Report every line in the listing that contains the string "Applications".

# # #

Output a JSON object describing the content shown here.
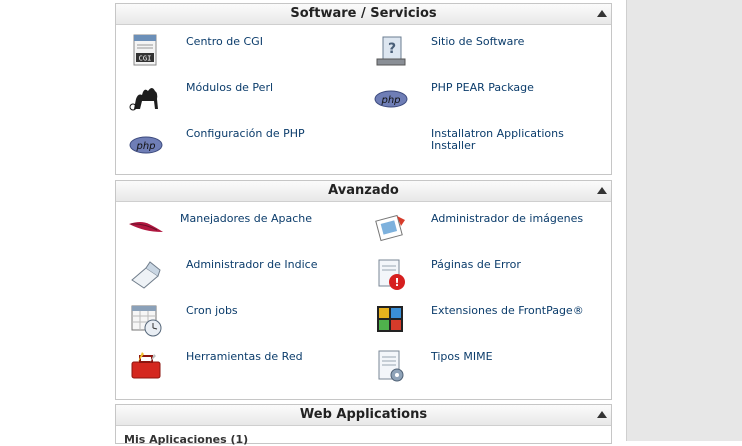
{
  "sections": {
    "software": {
      "title": "Software / Servicios",
      "items": [
        {
          "label": "Centro de CGI",
          "icon": "cgi-script-icon"
        },
        {
          "label": "Sitio de Software",
          "icon": "software-site-icon"
        },
        {
          "label": "Módulos de Perl",
          "icon": "perl-camel-icon"
        },
        {
          "label": "PHP PEAR Package",
          "icon": "php-pear-icon"
        },
        {
          "label": "Configuración de PHP",
          "icon": "php-config-icon"
        },
        {
          "label": "Installatron Applications Installer",
          "icon": "installatron-icon"
        }
      ]
    },
    "avanzado": {
      "title": "Avanzado",
      "items": [
        {
          "label": "Manejadores de Apache",
          "icon": "apache-feather-icon"
        },
        {
          "label": "Administrador de imágenes",
          "icon": "image-manager-icon"
        },
        {
          "label": "Administrador de Indice",
          "icon": "index-manager-icon"
        },
        {
          "label": "Páginas de Error",
          "icon": "error-pages-icon"
        },
        {
          "label": "Cron jobs",
          "icon": "cron-calendar-icon"
        },
        {
          "label": "Extensiones de FrontPage®",
          "icon": "frontpage-icon"
        },
        {
          "label": "Herramientas de Red",
          "icon": "network-toolbox-icon"
        },
        {
          "label": "Tipos MIME",
          "icon": "mime-types-icon"
        }
      ]
    },
    "webapps": {
      "title": "Web Applications",
      "partial_text": "Mis Aplicaciones (1)"
    }
  }
}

# # #

■ Exercise solution:
          "label": "Installatron Applications Installer",
      "title": "Web Applications",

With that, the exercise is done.